**REQUIRED TASK**
Each line of the material below should be reproduced exactly.

Stored data:
________________________
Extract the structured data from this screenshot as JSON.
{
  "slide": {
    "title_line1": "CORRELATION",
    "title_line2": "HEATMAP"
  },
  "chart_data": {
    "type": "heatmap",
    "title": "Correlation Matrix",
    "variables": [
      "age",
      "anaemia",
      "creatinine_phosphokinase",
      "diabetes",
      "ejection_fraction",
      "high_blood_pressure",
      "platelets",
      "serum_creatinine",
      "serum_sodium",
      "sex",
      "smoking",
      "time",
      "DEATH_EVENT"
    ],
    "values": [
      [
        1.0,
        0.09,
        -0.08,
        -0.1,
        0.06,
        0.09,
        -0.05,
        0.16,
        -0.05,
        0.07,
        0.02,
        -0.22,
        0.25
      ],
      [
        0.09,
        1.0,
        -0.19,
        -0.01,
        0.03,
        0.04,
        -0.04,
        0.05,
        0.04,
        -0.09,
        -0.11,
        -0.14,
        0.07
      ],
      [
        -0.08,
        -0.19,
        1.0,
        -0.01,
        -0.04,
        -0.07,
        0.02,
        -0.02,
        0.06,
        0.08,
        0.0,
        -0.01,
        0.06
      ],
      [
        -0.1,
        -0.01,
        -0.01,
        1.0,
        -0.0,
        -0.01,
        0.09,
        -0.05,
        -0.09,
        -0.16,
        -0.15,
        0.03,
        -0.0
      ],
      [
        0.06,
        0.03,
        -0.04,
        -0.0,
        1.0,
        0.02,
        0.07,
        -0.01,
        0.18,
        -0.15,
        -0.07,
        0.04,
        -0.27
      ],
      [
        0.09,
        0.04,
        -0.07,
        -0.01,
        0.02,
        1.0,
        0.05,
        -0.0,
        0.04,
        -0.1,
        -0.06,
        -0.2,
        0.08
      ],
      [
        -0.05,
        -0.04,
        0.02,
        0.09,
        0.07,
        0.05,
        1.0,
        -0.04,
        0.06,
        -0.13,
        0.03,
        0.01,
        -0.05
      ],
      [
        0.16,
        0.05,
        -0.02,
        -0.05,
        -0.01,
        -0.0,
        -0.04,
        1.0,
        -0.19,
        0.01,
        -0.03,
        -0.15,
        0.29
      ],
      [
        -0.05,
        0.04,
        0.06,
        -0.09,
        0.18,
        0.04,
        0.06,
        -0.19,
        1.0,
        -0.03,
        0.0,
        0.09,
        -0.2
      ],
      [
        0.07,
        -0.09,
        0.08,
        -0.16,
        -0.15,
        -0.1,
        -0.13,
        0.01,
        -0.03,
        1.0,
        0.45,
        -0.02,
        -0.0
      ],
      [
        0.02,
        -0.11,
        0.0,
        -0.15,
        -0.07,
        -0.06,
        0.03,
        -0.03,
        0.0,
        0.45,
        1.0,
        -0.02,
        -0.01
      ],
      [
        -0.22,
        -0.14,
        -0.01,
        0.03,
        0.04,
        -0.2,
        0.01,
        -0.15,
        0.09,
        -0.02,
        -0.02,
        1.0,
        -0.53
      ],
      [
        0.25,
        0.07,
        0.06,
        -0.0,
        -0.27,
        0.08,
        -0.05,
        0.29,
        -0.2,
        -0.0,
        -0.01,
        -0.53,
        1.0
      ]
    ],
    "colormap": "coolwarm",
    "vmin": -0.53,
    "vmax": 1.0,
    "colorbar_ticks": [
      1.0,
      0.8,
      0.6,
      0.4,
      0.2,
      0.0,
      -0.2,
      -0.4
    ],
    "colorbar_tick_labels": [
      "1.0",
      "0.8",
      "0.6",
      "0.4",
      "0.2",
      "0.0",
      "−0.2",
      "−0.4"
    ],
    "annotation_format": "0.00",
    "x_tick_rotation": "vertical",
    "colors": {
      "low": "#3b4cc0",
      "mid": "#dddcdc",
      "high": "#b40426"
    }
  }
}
________________________
**THE OUTPUT**
Extract the structured data from this screenshot as JSON.
{
  "slide": {
    "title_line1": "CORRELATION",
    "title_line2": "HEATMAP"
  },
  "chart_data": {
    "type": "heatmap",
    "title": "Correlation Matrix",
    "variables": [
      "age",
      "anaemia",
      "creatinine_phosphokinase",
      "diabetes",
      "ejection_fraction",
      "high_blood_pressure",
      "platelets",
      "serum_creatinine",
      "serum_sodium",
      "sex",
      "smoking",
      "time",
      "DEATH_EVENT"
    ],
    "values": [
      [
        1.0,
        0.09,
        -0.08,
        -0.1,
        0.06,
        0.09,
        -0.05,
        0.16,
        -0.05,
        0.07,
        0.02,
        -0.22,
        0.25
      ],
      [
        0.09,
        1.0,
        -0.19,
        -0.01,
        0.03,
        0.04,
        -0.04,
        0.05,
        0.04,
        -0.09,
        -0.11,
        -0.14,
        0.07
      ],
      [
        -0.08,
        -0.19,
        1.0,
        -0.01,
        -0.04,
        -0.07,
        0.02,
        -0.02,
        0.06,
        0.08,
        0.0,
        -0.01,
        0.06
      ],
      [
        -0.1,
        -0.01,
        -0.01,
        1.0,
        -0.0,
        -0.01,
        0.09,
        -0.05,
        -0.09,
        -0.16,
        -0.15,
        0.03,
        -0.0
      ],
      [
        0.06,
        0.03,
        -0.04,
        -0.0,
        1.0,
        0.02,
        0.07,
        -0.01,
        0.18,
        -0.15,
        -0.07,
        0.04,
        -0.27
      ],
      [
        0.09,
        0.04,
        -0.07,
        -0.01,
        0.02,
        1.0,
        0.05,
        -0.0,
        0.04,
        -0.1,
        -0.06,
        -0.2,
        0.08
      ],
      [
        -0.05,
        -0.04,
        0.02,
        0.09,
        0.07,
        0.05,
        1.0,
        -0.04,
        0.06,
        -0.13,
        0.03,
        0.01,
        -0.05
      ],
      [
        0.16,
        0.05,
        -0.02,
        -0.05,
        -0.01,
        -0.0,
        -0.04,
        1.0,
        -0.19,
        0.01,
        -0.03,
        -0.15,
        0.29
      ],
      [
        -0.05,
        0.04,
        0.06,
        -0.09,
        0.18,
        0.04,
        0.06,
        -0.19,
        1.0,
        -0.03,
        0.0,
        0.09,
        -0.2
      ],
      [
        0.07,
        -0.09,
        0.08,
        -0.16,
        -0.15,
        -0.1,
        -0.13,
        0.01,
        -0.03,
        1.0,
        0.45,
        -0.02,
        -0.0
      ],
      [
        0.02,
        -0.11,
        0.0,
        -0.15,
        -0.07,
        -0.06,
        0.03,
        -0.03,
        0.0,
        0.45,
        1.0,
        -0.02,
        -0.01
      ],
      [
        -0.22,
        -0.14,
        -0.01,
        0.03,
        0.04,
        -0.2,
        0.01,
        -0.15,
        0.09,
        -0.02,
        -0.02,
        1.0,
        -0.53
      ],
      [
        0.25,
        0.07,
        0.06,
        -0.0,
        -0.27,
        0.08,
        -0.05,
        0.29,
        -0.2,
        -0.0,
        -0.01,
        -0.53,
        1.0
      ]
    ],
    "colormap": "coolwarm",
    "vmin": -0.53,
    "vmax": 1.0,
    "colorbar_ticks": [
      1.0,
      0.8,
      0.6,
      0.4,
      0.2,
      0.0,
      -0.2,
      -0.4
    ],
    "colorbar_tick_labels": [
      "1.0",
      "0.8",
      "0.6",
      "0.4",
      "0.2",
      "0.0",
      "−0.2",
      "−0.4"
    ],
    "annotation_format": "0.00",
    "x_tick_rotation": "vertical",
    "colors": {
      "low": "#3b4cc0",
      "mid": "#dddcdc",
      "high": "#b40426"
    }
  }
}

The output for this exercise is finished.